━━━━━ TASK INPUTS
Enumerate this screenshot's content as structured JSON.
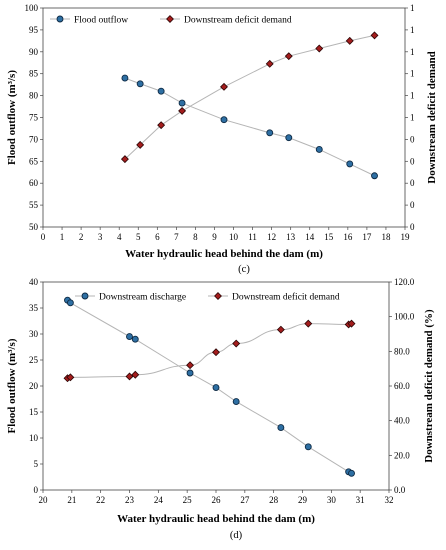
{
  "chart_data": [
    {
      "type": "line",
      "caption": "(c)",
      "xlabel": "Water hydraulic head behind the dam (m)",
      "ylabel": "Flood outflow (m³/s)",
      "y2label": "Downstream deficit demand",
      "xlim": [
        0,
        19
      ],
      "xticks": [
        0,
        1,
        2,
        3,
        4,
        5,
        6,
        7,
        8,
        9,
        10,
        11,
        12,
        13,
        14,
        15,
        16,
        17,
        18,
        19
      ],
      "ylim": [
        50,
        100
      ],
      "yticks": [
        50,
        55,
        60,
        65,
        70,
        75,
        80,
        85,
        90,
        95,
        100
      ],
      "y2lim": [
        0,
        1
      ],
      "y2tick_labels": [
        "0",
        "0",
        "0",
        "0",
        "0",
        "1",
        "1",
        "1",
        "1",
        "1",
        "1"
      ],
      "grid": false,
      "legend_position": "top",
      "series": [
        {
          "name": "Flood outflow",
          "axis": "left",
          "marker": "circle",
          "color": "#1f4e79",
          "x": [
            4.3,
            5.1,
            6.2,
            7.3,
            9.5,
            11.9,
            12.9,
            14.5,
            16.1,
            17.4
          ],
          "y": [
            84.0,
            82.7,
            81.0,
            78.3,
            74.5,
            71.5,
            70.4,
            67.7,
            64.4,
            61.7
          ]
        },
        {
          "name": "Downstream deficit demand",
          "axis": "right",
          "marker": "diamond",
          "color": "#8b1a1a",
          "x": [
            4.3,
            5.1,
            6.2,
            7.3,
            9.5,
            11.9,
            12.9,
            14.5,
            16.1,
            17.4
          ],
          "y": [
            0.31,
            0.375,
            0.465,
            0.53,
            0.64,
            0.745,
            0.78,
            0.815,
            0.85,
            0.875
          ]
        }
      ]
    },
    {
      "type": "line",
      "caption": "(d)",
      "xlabel": "Water hydraulic head behind the dam (m)",
      "ylabel": "Flood outflow (m³/s)",
      "y2label": "Downstream deficit demand (%)",
      "xlim": [
        20,
        32
      ],
      "xticks": [
        20,
        21,
        22,
        23,
        24,
        25,
        26,
        27,
        28,
        29,
        30,
        31,
        32
      ],
      "ylim": [
        0,
        40
      ],
      "yticks": [
        0,
        5,
        10,
        15,
        20,
        25,
        30,
        35,
        40
      ],
      "y2lim": [
        0,
        120
      ],
      "y2tick_labels": [
        "0.0",
        "20.0",
        "40.0",
        "60.0",
        "80.0",
        "100.0",
        "120.0"
      ],
      "grid": false,
      "legend_position": "top",
      "series": [
        {
          "name": "Downstream discharge",
          "axis": "left",
          "marker": "circle",
          "color": "#1f4e79",
          "x": [
            20.85,
            20.95,
            23.0,
            23.2,
            25.1,
            26.0,
            26.7,
            28.25,
            29.2,
            30.6,
            30.7
          ],
          "y": [
            36.5,
            36.0,
            29.5,
            29.0,
            22.5,
            19.7,
            17.0,
            12.0,
            8.3,
            3.5,
            3.2
          ]
        },
        {
          "name": "Downstream deficit demand",
          "axis": "right",
          "marker": "diamond",
          "color": "#8b1a1a",
          "x": [
            20.85,
            20.95,
            23.0,
            23.2,
            25.1,
            26.0,
            26.7,
            28.25,
            29.2,
            30.6,
            30.7
          ],
          "y": [
            64.5,
            65.0,
            65.5,
            66.5,
            72.0,
            79.5,
            84.5,
            92.5,
            96.0,
            95.5,
            96.0
          ]
        }
      ]
    }
  ]
}
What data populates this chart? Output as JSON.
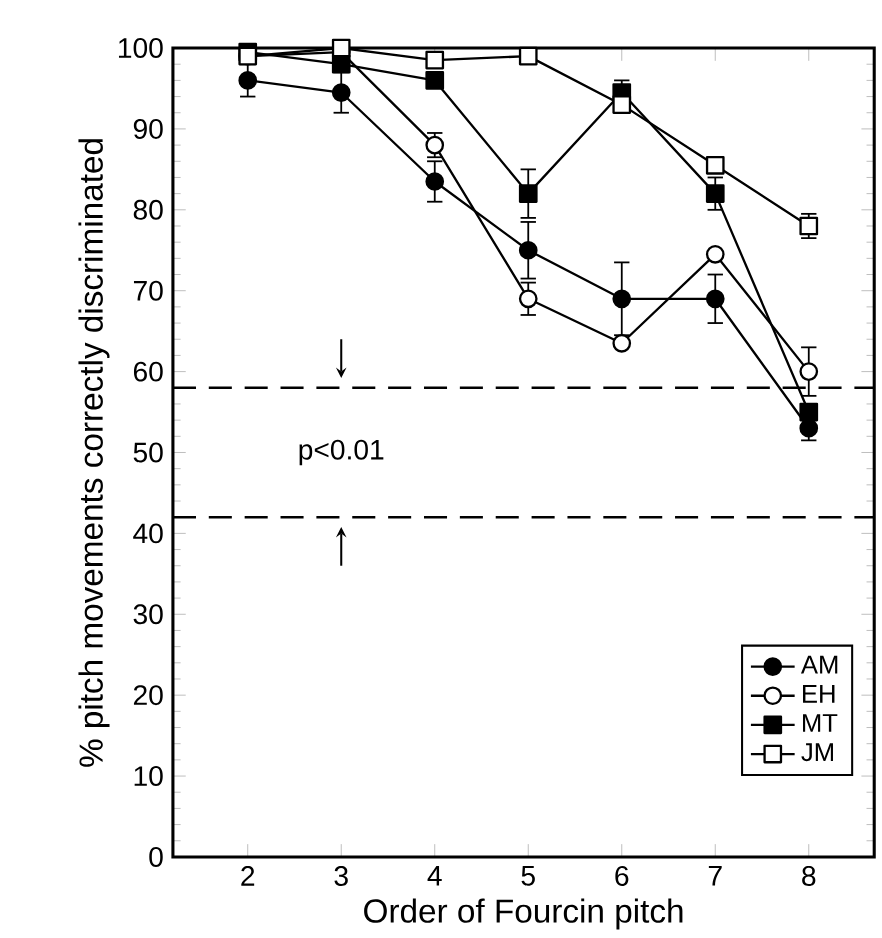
{
  "chart_data": {
    "type": "line",
    "xlabel": "Order of Fourcin pitch",
    "ylabel": "% pitch movements correctly discriminated",
    "x": [
      2,
      3,
      4,
      5,
      6,
      7,
      8
    ],
    "series": [
      {
        "name": "AM",
        "color": "#000000",
        "marker": "circle",
        "values": [
          96,
          94.5,
          83.5,
          75,
          69,
          69,
          53
        ],
        "errors": [
          2,
          2.5,
          2.5,
          3.5,
          4.5,
          3,
          1.5
        ]
      },
      {
        "name": "EH",
        "color": "#000000",
        "marker": "circle",
        "values": [
          99,
          99.5,
          88,
          69,
          63.5,
          74.5,
          60
        ],
        "errors": [
          null,
          null,
          1.5,
          2,
          null,
          null,
          3
        ]
      },
      {
        "name": "MT",
        "color": "#000000",
        "marker": "square",
        "values": [
          99.5,
          98,
          96,
          82,
          94.5,
          82,
          55
        ],
        "errors": [
          null,
          null,
          null,
          3,
          1.5,
          2,
          null
        ]
      },
      {
        "name": "JM",
        "color": "#000000",
        "marker": "square",
        "values": [
          99,
          100,
          98.5,
          99,
          93,
          85.5,
          78
        ],
        "errors": [
          null,
          null,
          null,
          null,
          null,
          null,
          1.5
        ]
      }
    ],
    "xlim": [
      1.2,
      8.7
    ],
    "xticks": [
      2,
      3,
      4,
      5,
      6,
      7,
      8
    ],
    "ylim": [
      0,
      100
    ],
    "yticks": [
      0,
      10,
      20,
      30,
      40,
      50,
      60,
      70,
      80,
      90,
      100
    ],
    "ref_lines": [
      {
        "axis": "y",
        "value": 58,
        "line_style": "dashed",
        "color": "#000000"
      },
      {
        "axis": "y",
        "value": 42,
        "line_style": "dashed",
        "color": "#000000"
      }
    ],
    "annotations": [
      "p<0.01"
    ],
    "grid": false,
    "legend": "bottom right",
    "line_style": "solid"
  }
}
━━━━━━━━━━
EXERCISE OBJECTIVE:
Read through the lines above and collect those that contain the string "demand".

RESPONSE:
      "y2label": "Downstream deficit demand",
          "name": "Downstream deficit demand",
      "y2label": "Downstream deficit demand (%)",
          "name": "Downstream deficit demand",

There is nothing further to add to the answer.